What this task involves:
Please report every line from the material that contains the word "text".

####################

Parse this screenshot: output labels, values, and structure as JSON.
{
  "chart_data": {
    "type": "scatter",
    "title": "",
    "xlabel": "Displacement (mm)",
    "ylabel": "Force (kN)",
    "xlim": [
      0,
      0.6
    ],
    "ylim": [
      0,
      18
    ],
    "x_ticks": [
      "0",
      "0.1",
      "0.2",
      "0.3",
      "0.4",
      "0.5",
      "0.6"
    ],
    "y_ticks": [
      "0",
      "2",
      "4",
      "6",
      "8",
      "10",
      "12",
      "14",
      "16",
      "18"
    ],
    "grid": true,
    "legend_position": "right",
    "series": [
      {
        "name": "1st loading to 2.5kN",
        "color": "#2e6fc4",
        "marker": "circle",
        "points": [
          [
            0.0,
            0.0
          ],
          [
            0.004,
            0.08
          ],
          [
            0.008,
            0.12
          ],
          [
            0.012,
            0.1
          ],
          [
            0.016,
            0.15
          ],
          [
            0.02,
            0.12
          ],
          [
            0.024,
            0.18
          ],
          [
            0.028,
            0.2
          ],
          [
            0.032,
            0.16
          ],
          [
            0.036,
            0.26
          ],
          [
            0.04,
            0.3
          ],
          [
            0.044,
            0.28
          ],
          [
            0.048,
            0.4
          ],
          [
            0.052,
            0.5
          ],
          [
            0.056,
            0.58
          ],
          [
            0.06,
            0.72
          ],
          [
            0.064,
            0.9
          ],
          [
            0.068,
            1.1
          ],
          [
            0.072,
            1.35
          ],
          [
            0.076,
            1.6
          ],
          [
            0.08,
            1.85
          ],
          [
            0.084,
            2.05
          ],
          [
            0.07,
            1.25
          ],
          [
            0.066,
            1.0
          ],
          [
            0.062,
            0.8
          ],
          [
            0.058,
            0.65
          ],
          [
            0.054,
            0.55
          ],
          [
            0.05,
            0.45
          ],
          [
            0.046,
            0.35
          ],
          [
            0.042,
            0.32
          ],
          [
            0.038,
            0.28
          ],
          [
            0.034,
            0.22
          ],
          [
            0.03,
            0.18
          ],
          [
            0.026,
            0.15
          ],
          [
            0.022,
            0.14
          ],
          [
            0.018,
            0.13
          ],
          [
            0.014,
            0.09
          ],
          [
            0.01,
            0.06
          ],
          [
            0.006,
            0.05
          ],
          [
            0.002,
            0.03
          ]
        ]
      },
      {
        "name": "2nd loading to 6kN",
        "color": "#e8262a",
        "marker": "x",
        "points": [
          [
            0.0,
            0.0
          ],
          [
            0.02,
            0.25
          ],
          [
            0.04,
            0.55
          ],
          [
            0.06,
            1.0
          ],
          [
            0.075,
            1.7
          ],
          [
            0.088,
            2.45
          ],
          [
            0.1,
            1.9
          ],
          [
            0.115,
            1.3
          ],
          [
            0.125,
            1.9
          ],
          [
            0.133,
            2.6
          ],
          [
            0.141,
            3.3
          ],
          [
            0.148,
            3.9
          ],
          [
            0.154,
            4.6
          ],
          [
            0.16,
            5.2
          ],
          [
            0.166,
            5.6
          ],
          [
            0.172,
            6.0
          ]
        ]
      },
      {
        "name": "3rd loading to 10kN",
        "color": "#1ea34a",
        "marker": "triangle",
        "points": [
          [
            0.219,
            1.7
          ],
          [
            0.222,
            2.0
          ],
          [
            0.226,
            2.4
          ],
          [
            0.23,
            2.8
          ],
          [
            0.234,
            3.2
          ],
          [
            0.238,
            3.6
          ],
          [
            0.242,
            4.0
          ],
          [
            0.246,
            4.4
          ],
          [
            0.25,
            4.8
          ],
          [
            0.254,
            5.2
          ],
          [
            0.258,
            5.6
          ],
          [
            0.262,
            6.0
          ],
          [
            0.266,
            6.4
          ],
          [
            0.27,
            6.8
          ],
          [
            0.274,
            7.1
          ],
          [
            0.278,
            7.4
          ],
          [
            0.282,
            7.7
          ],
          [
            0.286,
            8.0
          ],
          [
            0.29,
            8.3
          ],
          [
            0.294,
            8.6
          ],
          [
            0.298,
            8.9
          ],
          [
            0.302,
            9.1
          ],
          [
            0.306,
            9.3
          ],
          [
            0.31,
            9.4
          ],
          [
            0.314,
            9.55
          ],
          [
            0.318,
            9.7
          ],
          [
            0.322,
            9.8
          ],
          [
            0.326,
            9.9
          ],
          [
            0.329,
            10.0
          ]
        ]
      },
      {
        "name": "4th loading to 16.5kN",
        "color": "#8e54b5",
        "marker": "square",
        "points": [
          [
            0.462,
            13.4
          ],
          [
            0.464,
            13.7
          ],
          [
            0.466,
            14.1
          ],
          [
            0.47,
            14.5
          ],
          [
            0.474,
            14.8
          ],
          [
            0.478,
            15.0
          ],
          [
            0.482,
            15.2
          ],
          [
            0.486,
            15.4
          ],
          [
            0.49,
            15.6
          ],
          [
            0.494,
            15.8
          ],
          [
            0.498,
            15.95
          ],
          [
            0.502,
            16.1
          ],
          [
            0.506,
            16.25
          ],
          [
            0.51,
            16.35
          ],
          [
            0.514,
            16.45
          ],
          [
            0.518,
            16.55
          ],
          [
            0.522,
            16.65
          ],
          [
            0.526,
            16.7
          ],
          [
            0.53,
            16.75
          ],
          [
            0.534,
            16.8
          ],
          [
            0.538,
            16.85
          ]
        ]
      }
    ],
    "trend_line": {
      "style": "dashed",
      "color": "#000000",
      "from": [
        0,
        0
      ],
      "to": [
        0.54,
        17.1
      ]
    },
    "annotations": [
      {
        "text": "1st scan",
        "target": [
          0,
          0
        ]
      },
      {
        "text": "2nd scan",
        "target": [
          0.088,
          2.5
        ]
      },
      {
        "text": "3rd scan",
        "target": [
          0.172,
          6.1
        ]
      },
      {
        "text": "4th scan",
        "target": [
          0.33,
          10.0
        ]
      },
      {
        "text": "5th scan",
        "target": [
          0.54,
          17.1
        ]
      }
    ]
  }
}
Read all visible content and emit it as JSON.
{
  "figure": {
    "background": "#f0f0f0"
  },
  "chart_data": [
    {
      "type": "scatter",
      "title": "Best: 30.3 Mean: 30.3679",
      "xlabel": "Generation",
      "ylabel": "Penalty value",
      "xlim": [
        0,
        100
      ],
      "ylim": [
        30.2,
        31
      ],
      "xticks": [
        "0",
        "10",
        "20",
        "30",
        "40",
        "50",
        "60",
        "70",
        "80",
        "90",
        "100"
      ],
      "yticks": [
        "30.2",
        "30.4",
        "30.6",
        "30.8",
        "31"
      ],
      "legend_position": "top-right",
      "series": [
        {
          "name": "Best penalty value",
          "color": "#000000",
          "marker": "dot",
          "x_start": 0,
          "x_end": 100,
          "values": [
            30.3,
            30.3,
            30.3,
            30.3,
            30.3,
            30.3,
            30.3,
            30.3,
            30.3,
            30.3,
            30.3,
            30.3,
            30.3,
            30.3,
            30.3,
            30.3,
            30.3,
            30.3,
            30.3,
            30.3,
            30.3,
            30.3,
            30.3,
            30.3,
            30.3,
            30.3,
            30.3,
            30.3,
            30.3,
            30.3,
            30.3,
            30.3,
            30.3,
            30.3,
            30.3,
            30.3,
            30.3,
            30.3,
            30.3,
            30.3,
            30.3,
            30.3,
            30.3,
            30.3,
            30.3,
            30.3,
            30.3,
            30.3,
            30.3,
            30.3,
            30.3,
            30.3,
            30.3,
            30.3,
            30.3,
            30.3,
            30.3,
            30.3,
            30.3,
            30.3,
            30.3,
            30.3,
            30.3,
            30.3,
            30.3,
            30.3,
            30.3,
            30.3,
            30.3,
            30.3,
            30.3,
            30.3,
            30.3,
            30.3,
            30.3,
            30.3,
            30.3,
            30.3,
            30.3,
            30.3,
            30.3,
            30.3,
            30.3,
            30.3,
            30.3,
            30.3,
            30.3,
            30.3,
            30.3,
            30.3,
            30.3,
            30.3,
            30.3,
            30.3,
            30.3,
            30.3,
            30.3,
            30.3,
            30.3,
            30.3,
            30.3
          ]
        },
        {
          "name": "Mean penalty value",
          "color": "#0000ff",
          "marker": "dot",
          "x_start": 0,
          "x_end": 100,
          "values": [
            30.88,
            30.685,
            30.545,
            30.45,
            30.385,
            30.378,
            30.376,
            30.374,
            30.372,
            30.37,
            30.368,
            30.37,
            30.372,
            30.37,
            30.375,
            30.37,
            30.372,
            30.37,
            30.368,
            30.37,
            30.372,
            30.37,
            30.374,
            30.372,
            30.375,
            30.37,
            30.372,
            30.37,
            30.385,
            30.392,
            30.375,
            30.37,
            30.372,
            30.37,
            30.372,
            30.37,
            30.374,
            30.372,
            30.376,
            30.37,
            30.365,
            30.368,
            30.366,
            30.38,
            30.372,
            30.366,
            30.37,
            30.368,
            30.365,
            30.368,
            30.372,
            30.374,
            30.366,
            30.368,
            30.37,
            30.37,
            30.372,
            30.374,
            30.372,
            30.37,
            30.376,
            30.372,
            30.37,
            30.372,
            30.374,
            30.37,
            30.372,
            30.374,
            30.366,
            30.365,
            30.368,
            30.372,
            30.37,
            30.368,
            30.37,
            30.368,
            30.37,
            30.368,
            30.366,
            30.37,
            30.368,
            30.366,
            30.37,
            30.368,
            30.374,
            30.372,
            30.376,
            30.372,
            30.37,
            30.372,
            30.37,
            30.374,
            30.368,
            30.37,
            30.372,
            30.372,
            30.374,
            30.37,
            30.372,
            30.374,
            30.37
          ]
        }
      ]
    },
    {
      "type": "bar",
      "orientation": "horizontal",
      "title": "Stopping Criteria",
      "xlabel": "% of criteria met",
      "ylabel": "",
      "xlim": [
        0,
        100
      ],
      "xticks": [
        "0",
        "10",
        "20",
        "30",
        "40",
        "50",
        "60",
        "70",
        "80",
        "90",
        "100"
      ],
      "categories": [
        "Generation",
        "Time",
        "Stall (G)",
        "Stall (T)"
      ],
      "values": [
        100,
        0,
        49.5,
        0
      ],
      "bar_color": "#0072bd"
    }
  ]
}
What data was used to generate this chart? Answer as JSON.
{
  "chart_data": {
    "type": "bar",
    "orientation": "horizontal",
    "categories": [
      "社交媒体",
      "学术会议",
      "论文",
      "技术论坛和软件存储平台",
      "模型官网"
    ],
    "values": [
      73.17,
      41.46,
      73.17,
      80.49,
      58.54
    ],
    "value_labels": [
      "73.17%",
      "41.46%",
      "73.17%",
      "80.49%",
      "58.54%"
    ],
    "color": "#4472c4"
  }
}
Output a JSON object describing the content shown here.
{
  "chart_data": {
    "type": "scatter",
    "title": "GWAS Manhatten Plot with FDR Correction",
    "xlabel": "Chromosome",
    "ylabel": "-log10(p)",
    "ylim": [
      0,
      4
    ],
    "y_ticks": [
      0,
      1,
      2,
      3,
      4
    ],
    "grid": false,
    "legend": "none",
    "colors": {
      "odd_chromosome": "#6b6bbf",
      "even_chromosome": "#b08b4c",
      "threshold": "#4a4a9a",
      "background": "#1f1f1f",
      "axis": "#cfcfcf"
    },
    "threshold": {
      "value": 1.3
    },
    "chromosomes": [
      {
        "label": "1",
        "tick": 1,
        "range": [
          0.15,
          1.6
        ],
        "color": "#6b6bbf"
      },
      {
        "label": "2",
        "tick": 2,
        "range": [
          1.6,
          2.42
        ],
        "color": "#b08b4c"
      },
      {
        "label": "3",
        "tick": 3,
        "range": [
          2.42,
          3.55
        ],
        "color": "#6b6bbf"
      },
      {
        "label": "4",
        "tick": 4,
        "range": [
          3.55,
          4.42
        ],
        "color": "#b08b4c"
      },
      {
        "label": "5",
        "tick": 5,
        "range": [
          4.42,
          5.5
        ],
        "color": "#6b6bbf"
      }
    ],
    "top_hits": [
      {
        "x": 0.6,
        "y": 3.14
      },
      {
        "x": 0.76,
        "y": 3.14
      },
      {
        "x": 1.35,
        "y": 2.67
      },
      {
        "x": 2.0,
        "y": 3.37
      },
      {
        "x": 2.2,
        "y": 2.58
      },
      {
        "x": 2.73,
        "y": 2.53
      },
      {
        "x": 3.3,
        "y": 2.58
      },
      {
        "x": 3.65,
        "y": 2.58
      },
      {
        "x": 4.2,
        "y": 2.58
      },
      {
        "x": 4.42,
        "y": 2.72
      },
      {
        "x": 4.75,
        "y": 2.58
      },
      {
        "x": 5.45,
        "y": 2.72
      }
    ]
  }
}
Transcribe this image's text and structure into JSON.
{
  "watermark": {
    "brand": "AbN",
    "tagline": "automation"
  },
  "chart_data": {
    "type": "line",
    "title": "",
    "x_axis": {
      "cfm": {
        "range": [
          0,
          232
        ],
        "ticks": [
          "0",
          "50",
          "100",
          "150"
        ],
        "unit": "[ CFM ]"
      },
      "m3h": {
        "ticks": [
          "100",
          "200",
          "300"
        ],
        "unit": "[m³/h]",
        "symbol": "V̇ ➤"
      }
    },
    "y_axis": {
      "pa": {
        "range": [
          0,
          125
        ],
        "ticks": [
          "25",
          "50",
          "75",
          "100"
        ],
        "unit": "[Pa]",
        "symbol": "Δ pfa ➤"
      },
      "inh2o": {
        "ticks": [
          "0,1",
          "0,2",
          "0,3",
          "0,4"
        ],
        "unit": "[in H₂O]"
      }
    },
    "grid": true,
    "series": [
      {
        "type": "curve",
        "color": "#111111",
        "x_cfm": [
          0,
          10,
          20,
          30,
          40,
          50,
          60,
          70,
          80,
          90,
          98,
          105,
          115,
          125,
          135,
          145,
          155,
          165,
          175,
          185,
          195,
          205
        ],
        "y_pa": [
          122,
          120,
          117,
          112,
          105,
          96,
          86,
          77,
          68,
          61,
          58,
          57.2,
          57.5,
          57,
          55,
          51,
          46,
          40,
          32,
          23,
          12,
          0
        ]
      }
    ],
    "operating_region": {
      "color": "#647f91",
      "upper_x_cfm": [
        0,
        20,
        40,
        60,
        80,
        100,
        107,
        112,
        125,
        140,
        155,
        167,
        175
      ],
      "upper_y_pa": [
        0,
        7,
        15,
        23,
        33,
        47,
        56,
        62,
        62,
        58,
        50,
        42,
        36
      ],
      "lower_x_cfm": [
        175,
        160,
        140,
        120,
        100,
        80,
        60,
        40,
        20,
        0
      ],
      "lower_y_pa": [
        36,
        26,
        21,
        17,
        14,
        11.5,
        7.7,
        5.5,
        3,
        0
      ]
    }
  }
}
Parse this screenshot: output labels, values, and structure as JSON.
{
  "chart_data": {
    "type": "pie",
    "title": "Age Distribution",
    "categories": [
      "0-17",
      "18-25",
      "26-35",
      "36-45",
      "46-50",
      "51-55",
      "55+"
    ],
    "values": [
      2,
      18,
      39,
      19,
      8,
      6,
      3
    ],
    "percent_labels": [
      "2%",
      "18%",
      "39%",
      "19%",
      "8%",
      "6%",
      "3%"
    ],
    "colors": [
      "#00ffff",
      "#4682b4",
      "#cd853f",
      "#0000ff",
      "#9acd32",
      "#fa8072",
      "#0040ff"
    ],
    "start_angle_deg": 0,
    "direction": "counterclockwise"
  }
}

####################

Task answer:
        "text": "1st scan",
        "text": "2nd scan",
        "text": "3rd scan",
        "text": "4th scan",
        "text": "5th scan",
Transcribe this image's text and structure into JSON.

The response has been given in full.